**Dataset excerpts:**
:::::
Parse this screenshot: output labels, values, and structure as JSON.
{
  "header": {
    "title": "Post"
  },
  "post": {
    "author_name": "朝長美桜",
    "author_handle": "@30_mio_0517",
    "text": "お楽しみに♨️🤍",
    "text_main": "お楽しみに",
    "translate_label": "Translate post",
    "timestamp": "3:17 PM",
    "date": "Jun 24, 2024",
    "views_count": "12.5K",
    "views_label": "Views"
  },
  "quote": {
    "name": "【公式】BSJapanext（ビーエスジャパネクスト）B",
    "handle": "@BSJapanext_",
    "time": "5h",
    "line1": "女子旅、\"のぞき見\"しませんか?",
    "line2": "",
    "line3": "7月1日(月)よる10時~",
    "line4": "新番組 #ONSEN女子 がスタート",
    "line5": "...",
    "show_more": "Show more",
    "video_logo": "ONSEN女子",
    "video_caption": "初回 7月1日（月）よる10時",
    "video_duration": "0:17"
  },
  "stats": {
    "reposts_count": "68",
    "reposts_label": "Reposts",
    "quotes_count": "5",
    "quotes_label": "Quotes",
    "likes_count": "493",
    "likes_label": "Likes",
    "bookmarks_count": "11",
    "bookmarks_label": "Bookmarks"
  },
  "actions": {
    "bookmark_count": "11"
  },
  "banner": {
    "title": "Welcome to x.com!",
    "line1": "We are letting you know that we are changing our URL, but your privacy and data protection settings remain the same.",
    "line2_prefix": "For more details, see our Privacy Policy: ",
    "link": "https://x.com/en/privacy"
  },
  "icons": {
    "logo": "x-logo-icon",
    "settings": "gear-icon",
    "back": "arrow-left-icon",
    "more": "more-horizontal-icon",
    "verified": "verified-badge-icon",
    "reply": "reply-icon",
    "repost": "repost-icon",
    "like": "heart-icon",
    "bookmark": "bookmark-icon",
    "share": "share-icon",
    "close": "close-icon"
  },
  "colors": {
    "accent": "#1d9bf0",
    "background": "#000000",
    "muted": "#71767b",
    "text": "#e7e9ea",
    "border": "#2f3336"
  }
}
:::::
**Stated problem:**
Give all the records again. Match them exactly.

**Output for this task:**
Parse this screenshot: output labels, values, and structure as JSON.
{
  "header": {
    "title": "Post"
  },
  "post": {
    "author_name": "朝長美桜",
    "author_handle": "@30_mio_0517",
    "text": "お楽しみに♨️🤍",
    "text_main": "お楽しみに",
    "translate_label": "Translate post",
    "timestamp": "3:17 PM",
    "date": "Jun 24, 2024",
    "views_count": "12.5K",
    "views_label": "Views"
  },
  "quote": {
    "name": "【公式】BSJapanext（ビーエスジャパネクスト）B",
    "handle": "@BSJapanext_",
    "time": "5h",
    "line1": "女子旅、\"のぞき見\"しませんか?",
    "line2": "",
    "line3": "7月1日(月)よる10時~",
    "line4": "新番組 #ONSEN女子 がスタート",
    "line5": "...",
    "show_more": "Show more",
    "video_logo": "ONSEN女子",
    "video_caption": "初回 7月1日（月）よる10時",
    "video_duration": "0:17"
  },
  "stats": {
    "reposts_count": "68",
    "reposts_label": "Reposts",
    "quotes_count": "5",
    "quotes_label": "Quotes",
    "likes_count": "493",
    "likes_label": "Likes",
    "bookmarks_count": "11",
    "bookmarks_label": "Bookmarks"
  },
  "actions": {
    "bookmark_count": "11"
  },
  "banner": {
    "title": "Welcome to x.com!",
    "line1": "We are letting you know that we are changing our URL, but your privacy and data protection settings remain the same.",
    "line2_prefix": "For more details, see our Privacy Policy: ",
    "link": "https://x.com/en/privacy"
  },
  "icons": {
    "logo": "x-logo-icon",
    "settings": "gear-icon",
    "back": "arrow-left-icon",
    "more": "more-horizontal-icon",
    "verified": "verified-badge-icon",
    "reply": "reply-icon",
    "repost": "repost-icon",
    "like": "heart-icon",
    "bookmark": "bookmark-icon",
    "share": "share-icon",
    "close": "close-icon"
  },
  "colors": {
    "accent": "#1d9bf0",
    "background": "#000000",
    "muted": "#71767b",
    "text": "#e7e9ea",
    "border": "#2f3336"
  }
}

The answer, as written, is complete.